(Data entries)
==*==
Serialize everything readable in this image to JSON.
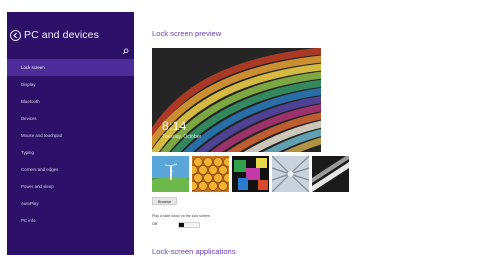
{
  "sidebar": {
    "title": "PC and devices",
    "items": [
      {
        "label": "Lock screen",
        "active": true
      },
      {
        "label": "Display"
      },
      {
        "label": "Bluetooth"
      },
      {
        "label": "Devices"
      },
      {
        "label": "Mouse and touchpad"
      },
      {
        "label": "Typing"
      },
      {
        "label": "Corners and edges"
      },
      {
        "label": "Power and sleep"
      },
      {
        "label": "AutoPlay"
      },
      {
        "label": "PC info"
      }
    ]
  },
  "main": {
    "preview_heading": "Lock screen preview",
    "preview_time": "8:14",
    "preview_date": "Tuesday, October",
    "browse_label": "Browse",
    "slideshow_label": "Play a slide show on the lock screen",
    "slideshow_state": "Off",
    "apps_heading": "Lock-screen applications"
  },
  "colors": {
    "sidebar_bg": "#2d1168",
    "sidebar_active": "#4e2d9a",
    "accent": "#6a3fb6"
  }
}
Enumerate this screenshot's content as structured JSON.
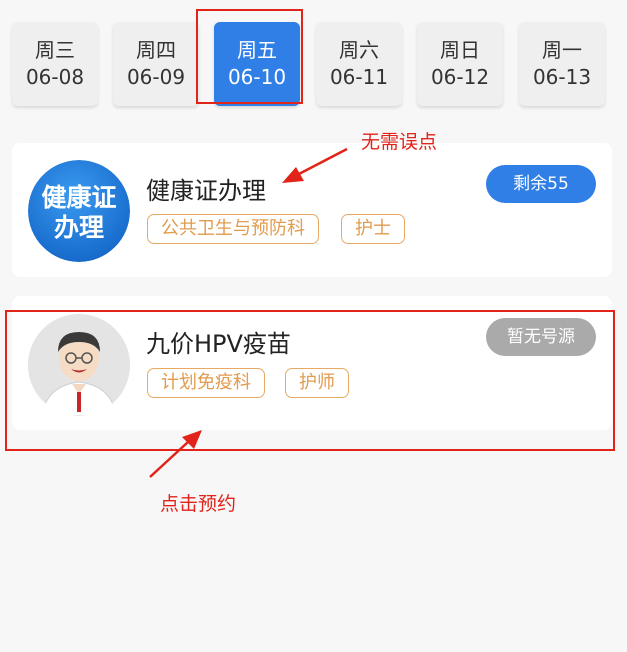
{
  "date_tabs": [
    {
      "weekday": "周三",
      "date": "06-08"
    },
    {
      "weekday": "周四",
      "date": "06-09"
    },
    {
      "weekday": "周五",
      "date": "06-10"
    },
    {
      "weekday": "周六",
      "date": "06-11"
    },
    {
      "weekday": "周日",
      "date": "06-12"
    },
    {
      "weekday": "周一",
      "date": "06-13"
    }
  ],
  "services": [
    {
      "logo_text": "健康证办理",
      "title": "健康证办理",
      "tags": [
        "公共卫生与预防科",
        "护士"
      ],
      "badge": "剩余55",
      "badge_color": "#2f7fe6"
    },
    {
      "title": "九价HPV疫苗",
      "tags": [
        "计划免疫科",
        "护师"
      ],
      "badge": "暂无号源",
      "badge_color": "#aaaaaa"
    }
  ],
  "annotations": {
    "no_click_note": "无需误点",
    "click_note": "点击预约"
  },
  "colors": {
    "accent": "#2f7fe6",
    "annotation": "#e2231a",
    "tag_border": "#e8a964",
    "tag_text": "#e29b4f"
  }
}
==*==
The request:
Repeat exactly the lines from the one holding "Enumerate this screenshot's" through the last line of the entries, both included; the pictures do not belong in the copy.

Exercise response:
Enumerate this screenshot's content as structured JSON.
{
  "date_tabs": [
    {
      "weekday": "周三",
      "date": "06-08"
    },
    {
      "weekday": "周四",
      "date": "06-09"
    },
    {
      "weekday": "周五",
      "date": "06-10"
    },
    {
      "weekday": "周六",
      "date": "06-11"
    },
    {
      "weekday": "周日",
      "date": "06-12"
    },
    {
      "weekday": "周一",
      "date": "06-13"
    }
  ],
  "services": [
    {
      "logo_text": "健康证办理",
      "title": "健康证办理",
      "tags": [
        "公共卫生与预防科",
        "护士"
      ],
      "badge": "剩余55",
      "badge_color": "#2f7fe6"
    },
    {
      "title": "九价HPV疫苗",
      "tags": [
        "计划免疫科",
        "护师"
      ],
      "badge": "暂无号源",
      "badge_color": "#aaaaaa"
    }
  ],
  "annotations": {
    "no_click_note": "无需误点",
    "click_note": "点击预约"
  },
  "colors": {
    "accent": "#2f7fe6",
    "annotation": "#e2231a",
    "tag_border": "#e8a964",
    "tag_text": "#e29b4f"
  }
}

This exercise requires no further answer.